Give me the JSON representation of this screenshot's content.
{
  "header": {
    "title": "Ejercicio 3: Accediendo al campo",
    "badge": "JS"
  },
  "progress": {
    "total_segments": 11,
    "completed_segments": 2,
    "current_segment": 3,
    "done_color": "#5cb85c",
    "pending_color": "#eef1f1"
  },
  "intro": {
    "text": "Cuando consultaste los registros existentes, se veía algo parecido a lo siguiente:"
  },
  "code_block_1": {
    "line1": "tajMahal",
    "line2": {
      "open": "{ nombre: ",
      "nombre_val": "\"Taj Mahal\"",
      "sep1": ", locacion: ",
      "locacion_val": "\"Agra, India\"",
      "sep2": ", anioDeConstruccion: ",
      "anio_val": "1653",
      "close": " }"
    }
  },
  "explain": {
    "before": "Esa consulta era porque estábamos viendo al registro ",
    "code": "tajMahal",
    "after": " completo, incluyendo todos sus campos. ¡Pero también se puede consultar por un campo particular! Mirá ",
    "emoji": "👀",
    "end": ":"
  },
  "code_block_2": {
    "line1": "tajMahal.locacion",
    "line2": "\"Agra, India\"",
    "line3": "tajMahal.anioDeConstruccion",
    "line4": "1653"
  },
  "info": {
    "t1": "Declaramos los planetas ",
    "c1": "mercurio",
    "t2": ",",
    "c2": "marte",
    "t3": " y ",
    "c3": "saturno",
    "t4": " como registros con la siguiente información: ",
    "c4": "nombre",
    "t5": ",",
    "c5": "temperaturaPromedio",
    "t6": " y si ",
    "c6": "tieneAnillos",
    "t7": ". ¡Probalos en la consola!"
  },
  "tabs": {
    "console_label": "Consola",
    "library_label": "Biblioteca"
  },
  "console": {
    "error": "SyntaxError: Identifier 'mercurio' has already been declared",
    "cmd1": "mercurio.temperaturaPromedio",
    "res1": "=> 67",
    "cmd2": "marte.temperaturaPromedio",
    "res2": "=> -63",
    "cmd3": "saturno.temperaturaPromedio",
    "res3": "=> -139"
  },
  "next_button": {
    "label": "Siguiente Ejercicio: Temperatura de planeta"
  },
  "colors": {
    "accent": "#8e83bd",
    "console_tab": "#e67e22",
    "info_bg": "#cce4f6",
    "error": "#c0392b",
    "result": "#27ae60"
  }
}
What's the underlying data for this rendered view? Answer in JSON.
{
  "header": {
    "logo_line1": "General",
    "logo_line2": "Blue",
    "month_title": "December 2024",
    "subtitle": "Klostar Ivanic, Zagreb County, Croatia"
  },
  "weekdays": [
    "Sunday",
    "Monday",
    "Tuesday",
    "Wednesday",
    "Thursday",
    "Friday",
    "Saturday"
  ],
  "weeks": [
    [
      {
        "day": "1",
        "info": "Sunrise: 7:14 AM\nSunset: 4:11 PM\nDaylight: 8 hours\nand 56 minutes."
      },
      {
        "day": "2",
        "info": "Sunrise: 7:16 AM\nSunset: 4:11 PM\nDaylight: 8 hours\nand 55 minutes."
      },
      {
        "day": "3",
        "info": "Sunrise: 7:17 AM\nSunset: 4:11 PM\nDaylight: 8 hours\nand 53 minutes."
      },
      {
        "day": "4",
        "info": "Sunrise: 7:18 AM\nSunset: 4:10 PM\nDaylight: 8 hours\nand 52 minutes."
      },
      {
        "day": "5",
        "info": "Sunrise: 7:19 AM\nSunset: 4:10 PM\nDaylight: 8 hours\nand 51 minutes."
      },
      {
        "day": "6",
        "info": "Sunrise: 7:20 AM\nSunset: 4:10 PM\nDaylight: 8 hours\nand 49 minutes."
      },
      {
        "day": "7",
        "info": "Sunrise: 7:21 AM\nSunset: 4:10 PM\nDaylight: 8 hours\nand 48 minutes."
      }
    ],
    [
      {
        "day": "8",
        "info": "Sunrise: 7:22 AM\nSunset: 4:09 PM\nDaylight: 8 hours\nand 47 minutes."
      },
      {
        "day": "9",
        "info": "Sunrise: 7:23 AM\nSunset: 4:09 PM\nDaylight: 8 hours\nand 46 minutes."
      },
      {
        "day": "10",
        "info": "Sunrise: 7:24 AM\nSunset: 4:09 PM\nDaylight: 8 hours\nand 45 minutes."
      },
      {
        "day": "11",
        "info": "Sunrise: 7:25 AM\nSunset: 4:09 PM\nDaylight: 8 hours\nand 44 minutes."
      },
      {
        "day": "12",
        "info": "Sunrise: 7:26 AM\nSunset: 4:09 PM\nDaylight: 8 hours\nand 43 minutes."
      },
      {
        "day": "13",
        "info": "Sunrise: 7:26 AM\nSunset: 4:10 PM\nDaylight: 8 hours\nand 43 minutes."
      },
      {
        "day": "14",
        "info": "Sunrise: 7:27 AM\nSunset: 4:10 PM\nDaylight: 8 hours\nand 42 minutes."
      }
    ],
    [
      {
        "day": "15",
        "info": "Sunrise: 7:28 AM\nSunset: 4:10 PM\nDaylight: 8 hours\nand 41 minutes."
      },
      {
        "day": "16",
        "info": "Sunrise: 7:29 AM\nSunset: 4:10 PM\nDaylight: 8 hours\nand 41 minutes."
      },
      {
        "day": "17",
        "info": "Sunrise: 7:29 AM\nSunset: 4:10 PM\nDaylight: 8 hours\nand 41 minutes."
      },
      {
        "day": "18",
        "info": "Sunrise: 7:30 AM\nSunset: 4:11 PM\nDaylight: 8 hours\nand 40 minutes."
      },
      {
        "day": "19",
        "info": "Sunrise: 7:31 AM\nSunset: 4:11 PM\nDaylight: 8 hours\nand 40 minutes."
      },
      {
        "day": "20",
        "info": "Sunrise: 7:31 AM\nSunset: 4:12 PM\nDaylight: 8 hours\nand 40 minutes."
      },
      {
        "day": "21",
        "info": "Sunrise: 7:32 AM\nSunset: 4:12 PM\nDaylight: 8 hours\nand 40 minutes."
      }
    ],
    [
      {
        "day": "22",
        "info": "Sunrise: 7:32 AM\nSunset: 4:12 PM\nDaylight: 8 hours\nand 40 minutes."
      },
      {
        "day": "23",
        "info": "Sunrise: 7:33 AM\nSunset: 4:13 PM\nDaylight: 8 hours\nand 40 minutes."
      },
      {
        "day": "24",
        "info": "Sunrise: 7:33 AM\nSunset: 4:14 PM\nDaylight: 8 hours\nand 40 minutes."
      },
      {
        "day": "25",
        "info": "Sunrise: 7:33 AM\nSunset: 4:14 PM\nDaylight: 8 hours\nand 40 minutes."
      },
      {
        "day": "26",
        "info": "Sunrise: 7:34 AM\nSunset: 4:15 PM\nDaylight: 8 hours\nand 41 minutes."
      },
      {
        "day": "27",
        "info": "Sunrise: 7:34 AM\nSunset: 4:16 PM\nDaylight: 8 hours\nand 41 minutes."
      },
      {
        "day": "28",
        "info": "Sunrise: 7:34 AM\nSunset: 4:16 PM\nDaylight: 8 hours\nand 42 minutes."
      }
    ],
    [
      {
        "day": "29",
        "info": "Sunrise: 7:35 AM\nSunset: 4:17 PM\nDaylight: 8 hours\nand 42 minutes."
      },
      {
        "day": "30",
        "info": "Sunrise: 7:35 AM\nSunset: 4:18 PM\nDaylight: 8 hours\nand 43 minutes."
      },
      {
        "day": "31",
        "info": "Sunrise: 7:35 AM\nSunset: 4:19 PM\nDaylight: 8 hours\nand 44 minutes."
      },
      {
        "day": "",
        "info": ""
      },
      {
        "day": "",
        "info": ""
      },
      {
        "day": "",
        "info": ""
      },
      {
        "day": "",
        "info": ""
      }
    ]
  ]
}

→ Exercise prompt: Find every line above that contains the word "campo", and return each one.

→ Solution to the problem:
    "title": "Ejercicio 3: Accediendo al campo",
    "after": " completo, incluyendo todos sus campos. ¡Pero también se puede consultar por un campo particular! Mirá ",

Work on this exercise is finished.